* Start *

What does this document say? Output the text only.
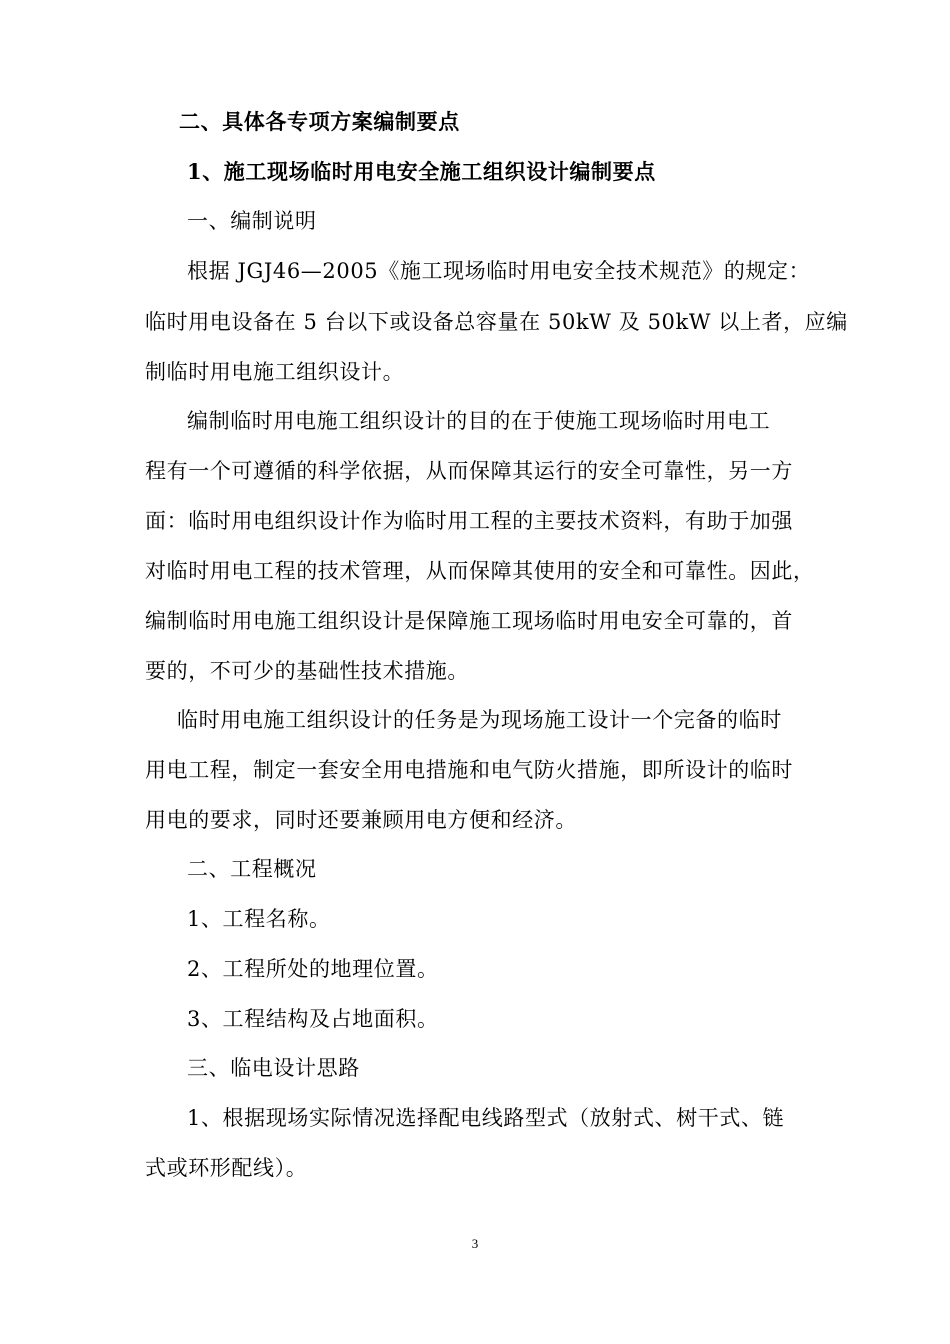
二、具体各专项方案编制要点
1、施工现场临时用电安全施工组织设计编制要点
一、编制说明
根据 JGJ46—2005《施工现场临时用电安全技术规范》的规定：
临时用电设备在 5 台以下或设备总容量在 50kW 及 50kW 以上者，应编
制临时用电施工组织设计。
编制临时用电施工组织设计的目的在于使施工现场临时用电工
程有一个可遵循的科学依据，从而保障其运行的安全可靠性，另一方
面：临时用电组织设计作为临时用工程的主要技术资料，有助于加强
对临时用电工程的技术管理，从而保障其使用的安全和可靠性。因此，
编制临时用电施工组织设计是保障施工现场临时用电安全可靠的，首
要的，不可少的基础性技术措施。
临时用电施工组织设计的任务是为现场施工设计一个完备的临时
用电工程，制定一套安全用电措施和电气防火措施，即所设计的临时
用电的要求，同时还要兼顾用电方便和经济。
二、工程概况
1、工程名称。
2、工程所处的地理位置。
3、工程结构及占地面积。
三、临电设计思路
1、根据现场实际情况选择配电线路型式（放射式、树干式、链
式或环形配线）。
3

* End *

_GIVEN PROBLEM_: Write out the listing above again, exactly, but with no pictures in the copy.

_COMPLETE OUTPUT_:
What does this document say? Output the text only.
二、具体各专项方案编制要点
1、施工现场临时用电安全施工组织设计编制要点
一、编制说明
根据 JGJ46—2005《施工现场临时用电安全技术规范》的规定：
临时用电设备在 5 台以下或设备总容量在 50kW 及 50kW 以上者，应编
制临时用电施工组织设计。
编制临时用电施工组织设计的目的在于使施工现场临时用电工
程有一个可遵循的科学依据，从而保障其运行的安全可靠性，另一方
面：临时用电组织设计作为临时用工程的主要技术资料，有助于加强
对临时用电工程的技术管理，从而保障其使用的安全和可靠性。因此，
编制临时用电施工组织设计是保障施工现场临时用电安全可靠的，首
要的，不可少的基础性技术措施。
临时用电施工组织设计的任务是为现场施工设计一个完备的临时
用电工程，制定一套安全用电措施和电气防火措施，即所设计的临时
用电的要求，同时还要兼顾用电方便和经济。
二、工程概况
1、工程名称。
2、工程所处的地理位置。
3、工程结构及占地面积。
三、临电设计思路
1、根据现场实际情况选择配电线路型式（放射式、树干式、链
式或环形配线）。
3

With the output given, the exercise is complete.